Scan the records for the string "Forventet"; copy each line where it occurs.

+++

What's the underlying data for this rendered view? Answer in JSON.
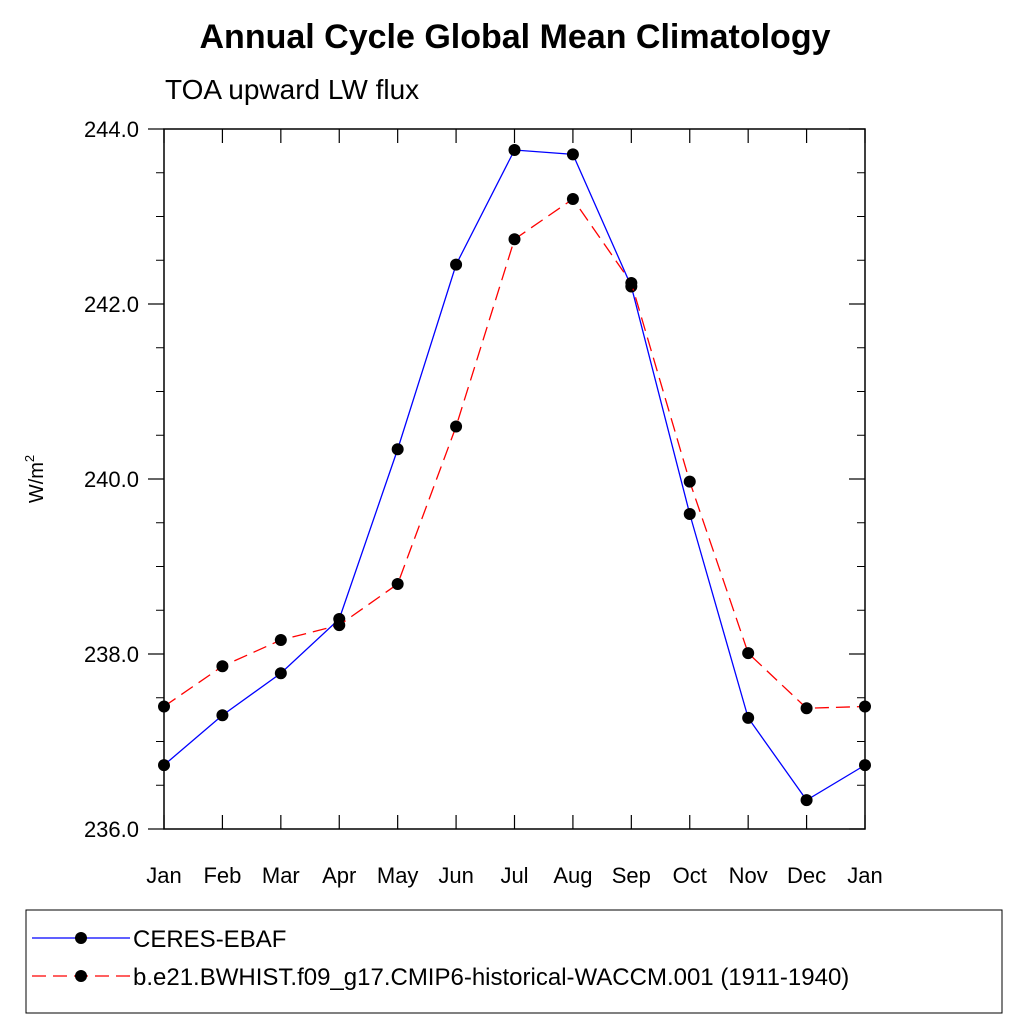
{
  "chart_data": {
    "type": "line",
    "title": "Annual Cycle Global Mean Climatology",
    "subtitle": "TOA upward LW flux",
    "ylabel": "W/m",
    "ylabel_sup": "2",
    "xlabel": "",
    "categories": [
      "Jan",
      "Feb",
      "Mar",
      "Apr",
      "May",
      "Jun",
      "Jul",
      "Aug",
      "Sep",
      "Oct",
      "Nov",
      "Dec",
      "Jan"
    ],
    "ylim": [
      236.0,
      244.0
    ],
    "yticks": [
      236.0,
      238.0,
      240.0,
      242.0,
      244.0
    ],
    "ytick_labels": [
      "236.0",
      "238.0",
      "240.0",
      "242.0",
      "244.0"
    ],
    "grid": false,
    "legend_position": "bottom",
    "series": [
      {
        "name": "CERES-EBAF",
        "color": "#0000ff",
        "dash": "solid",
        "values": [
          236.73,
          237.3,
          237.78,
          238.4,
          240.34,
          242.45,
          243.76,
          243.71,
          242.2,
          239.6,
          237.27,
          236.33,
          236.73
        ]
      },
      {
        "name": "b.e21.BWHIST.f09_g17.CMIP6-historical-WACCM.001 (1911-1940)",
        "color": "#ff0000",
        "dash": "dashed",
        "values": [
          237.4,
          237.86,
          238.16,
          238.33,
          238.8,
          240.6,
          242.74,
          243.2,
          242.24,
          239.97,
          238.01,
          237.38,
          237.4
        ]
      }
    ]
  }
}
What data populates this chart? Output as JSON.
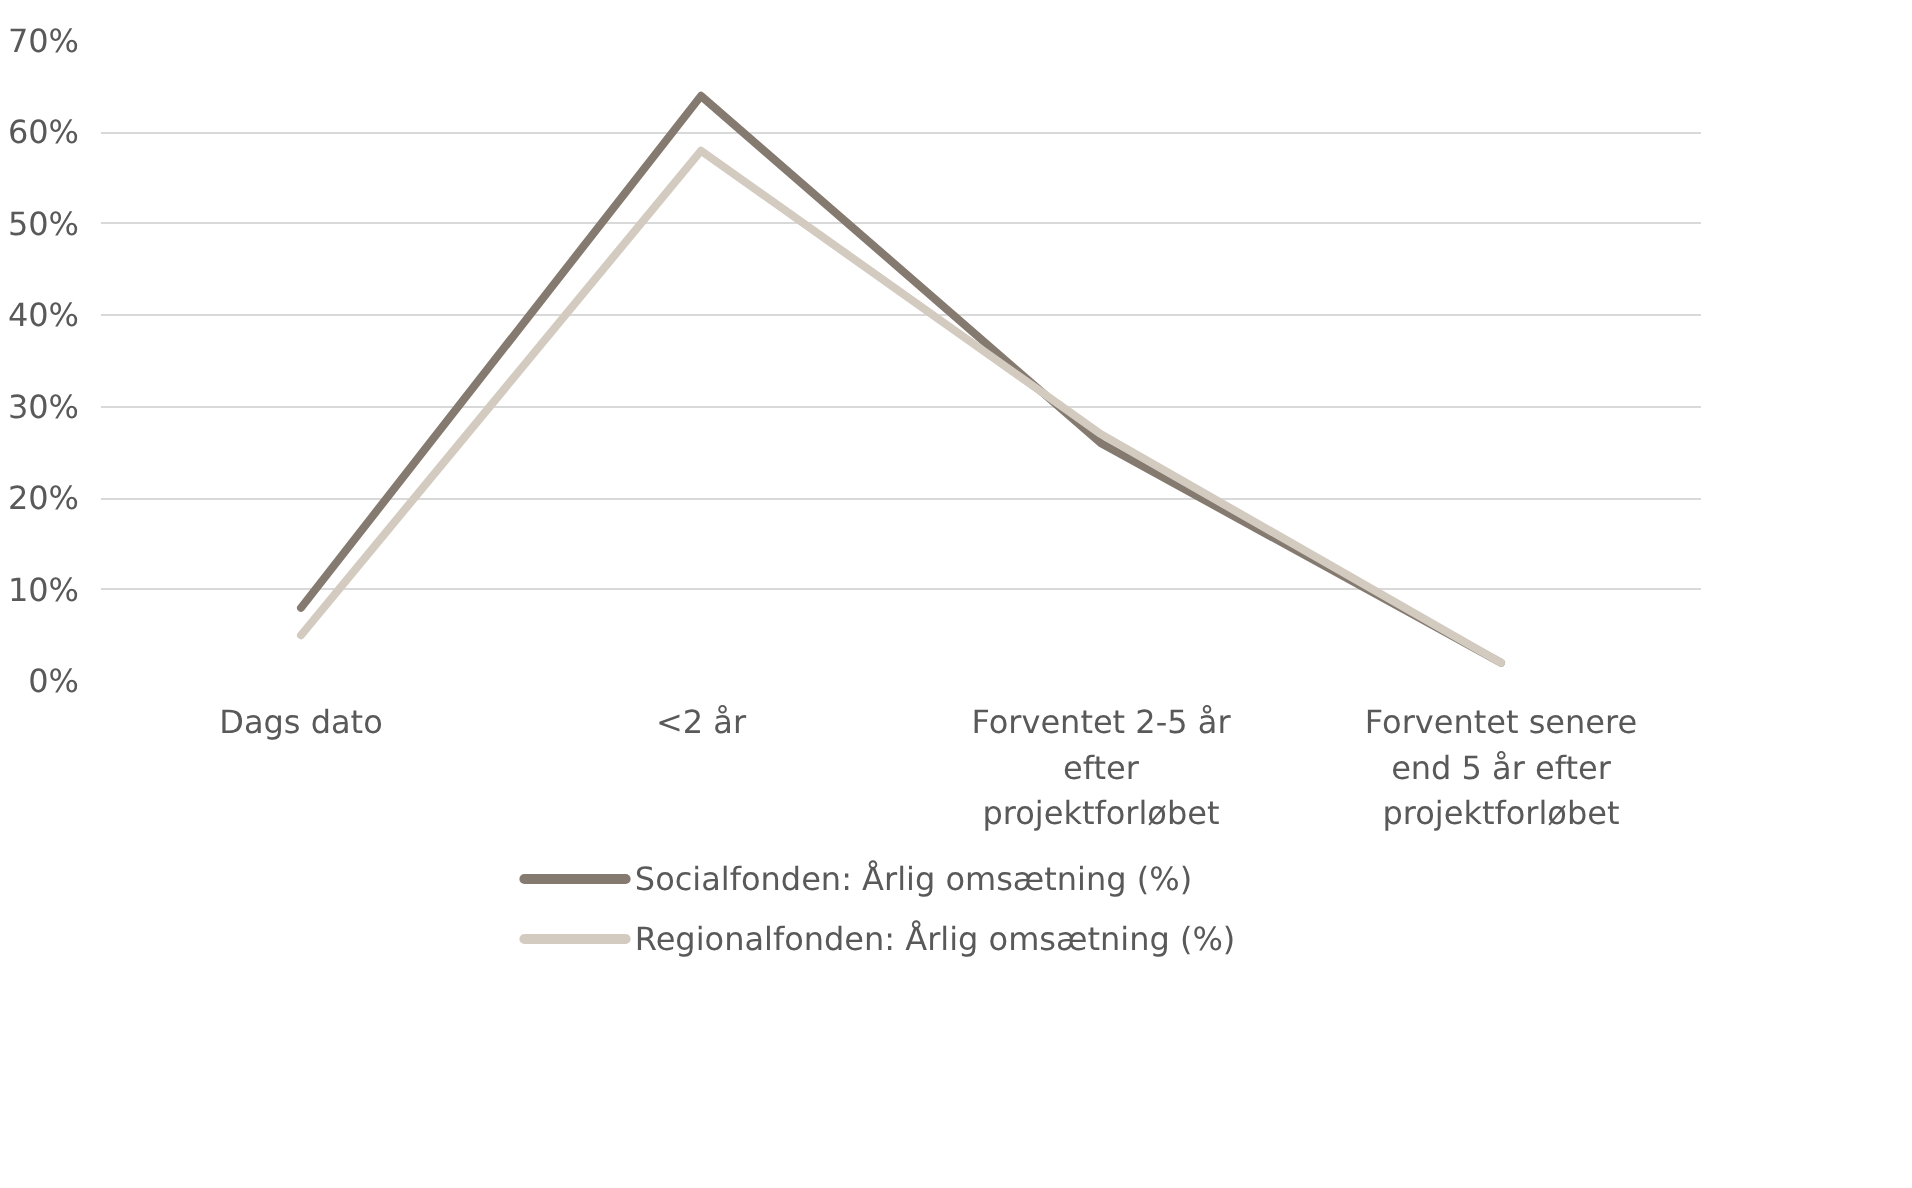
{
  "chart_data": {
    "type": "line",
    "categories": [
      "Dags dato",
      "<2 år",
      "Forventet 2-5 år efter projektforløbet",
      "Forventet senere end 5 år efter projektforløbet"
    ],
    "series": [
      {
        "name": "Socialfonden: Årlig omsætning (%)",
        "color": "#857a70",
        "values": [
          8,
          64,
          26,
          2
        ]
      },
      {
        "name": "Regionalfonden: Årlig omsætning (%)",
        "color": "#d3cbc0",
        "values": [
          5,
          58,
          27,
          2
        ]
      }
    ],
    "ylim": [
      0,
      70
    ],
    "yticks": [
      {
        "value": 0,
        "label": "0%"
      },
      {
        "value": 10,
        "label": "10%"
      },
      {
        "value": 20,
        "label": "20%"
      },
      {
        "value": 30,
        "label": "30%"
      },
      {
        "value": 40,
        "label": "40%"
      },
      {
        "value": 50,
        "label": "50%"
      },
      {
        "value": 60,
        "label": "60%"
      },
      {
        "value": 70,
        "label": "70%"
      }
    ],
    "grid": "y",
    "legend": "bottom",
    "line_style": "solid"
  }
}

+++

Finished answer:
      "Forventet 2-5 år efter projektforløbet",
      "Forventet senere end 5 år efter projektforløbet"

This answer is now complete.